[DIRECTIONS] Repeat each line exactly as it is written.

[DATA ENTRIES]
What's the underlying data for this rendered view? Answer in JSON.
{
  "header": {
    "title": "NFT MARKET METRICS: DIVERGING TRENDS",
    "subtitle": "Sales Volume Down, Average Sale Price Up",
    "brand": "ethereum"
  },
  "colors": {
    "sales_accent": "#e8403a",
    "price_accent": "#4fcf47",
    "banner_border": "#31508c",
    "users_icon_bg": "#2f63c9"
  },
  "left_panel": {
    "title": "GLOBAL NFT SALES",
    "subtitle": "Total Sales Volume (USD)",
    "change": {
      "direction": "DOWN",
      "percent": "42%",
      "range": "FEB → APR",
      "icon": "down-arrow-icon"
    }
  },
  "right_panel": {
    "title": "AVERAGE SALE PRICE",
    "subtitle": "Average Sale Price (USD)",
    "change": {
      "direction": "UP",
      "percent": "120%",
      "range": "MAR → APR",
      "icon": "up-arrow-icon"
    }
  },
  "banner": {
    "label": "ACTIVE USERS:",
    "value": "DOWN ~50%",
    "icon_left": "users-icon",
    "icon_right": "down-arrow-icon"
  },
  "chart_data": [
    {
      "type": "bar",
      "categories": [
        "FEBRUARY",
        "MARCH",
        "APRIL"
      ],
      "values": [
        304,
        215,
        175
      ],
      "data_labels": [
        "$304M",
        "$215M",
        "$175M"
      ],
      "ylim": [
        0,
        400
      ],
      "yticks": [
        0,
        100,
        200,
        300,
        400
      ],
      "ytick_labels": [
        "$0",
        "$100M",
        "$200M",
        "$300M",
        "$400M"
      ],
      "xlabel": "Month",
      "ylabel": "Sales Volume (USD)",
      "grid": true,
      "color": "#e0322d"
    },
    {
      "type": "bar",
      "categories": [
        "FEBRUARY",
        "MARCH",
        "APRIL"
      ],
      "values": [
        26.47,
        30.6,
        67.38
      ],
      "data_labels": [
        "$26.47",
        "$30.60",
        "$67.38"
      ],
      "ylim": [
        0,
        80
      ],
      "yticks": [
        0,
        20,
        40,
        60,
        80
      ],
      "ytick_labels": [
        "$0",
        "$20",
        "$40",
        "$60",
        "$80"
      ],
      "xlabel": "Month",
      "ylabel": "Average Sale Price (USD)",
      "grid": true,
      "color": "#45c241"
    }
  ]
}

[SOLUTION]
What's the underlying data for this rendered view? Answer in JSON.
{
  "header": {
    "title": "NFT MARKET METRICS: DIVERGING TRENDS",
    "subtitle": "Sales Volume Down, Average Sale Price Up",
    "brand": "ethereum"
  },
  "colors": {
    "sales_accent": "#e8403a",
    "price_accent": "#4fcf47",
    "banner_border": "#31508c",
    "users_icon_bg": "#2f63c9"
  },
  "left_panel": {
    "title": "GLOBAL NFT SALES",
    "subtitle": "Total Sales Volume (USD)",
    "change": {
      "direction": "DOWN",
      "percent": "42%",
      "range": "FEB → APR",
      "icon": "down-arrow-icon"
    }
  },
  "right_panel": {
    "title": "AVERAGE SALE PRICE",
    "subtitle": "Average Sale Price (USD)",
    "change": {
      "direction": "UP",
      "percent": "120%",
      "range": "MAR → APR",
      "icon": "up-arrow-icon"
    }
  },
  "banner": {
    "label": "ACTIVE USERS:",
    "value": "DOWN ~50%",
    "icon_left": "users-icon",
    "icon_right": "down-arrow-icon"
  },
  "chart_data": [
    {
      "type": "bar",
      "categories": [
        "FEBRUARY",
        "MARCH",
        "APRIL"
      ],
      "values": [
        304,
        215,
        175
      ],
      "data_labels": [
        "$304M",
        "$215M",
        "$175M"
      ],
      "ylim": [
        0,
        400
      ],
      "yticks": [
        0,
        100,
        200,
        300,
        400
      ],
      "ytick_labels": [
        "$0",
        "$100M",
        "$200M",
        "$300M",
        "$400M"
      ],
      "xlabel": "Month",
      "ylabel": "Sales Volume (USD)",
      "grid": true,
      "color": "#e0322d"
    },
    {
      "type": "bar",
      "categories": [
        "FEBRUARY",
        "MARCH",
        "APRIL"
      ],
      "values": [
        26.47,
        30.6,
        67.38
      ],
      "data_labels": [
        "$26.47",
        "$30.60",
        "$67.38"
      ],
      "ylim": [
        0,
        80
      ],
      "yticks": [
        0,
        20,
        40,
        60,
        80
      ],
      "ytick_labels": [
        "$0",
        "$20",
        "$40",
        "$60",
        "$80"
      ],
      "xlabel": "Month",
      "ylabel": "Average Sale Price (USD)",
      "grid": true,
      "color": "#45c241"
    }
  ]
}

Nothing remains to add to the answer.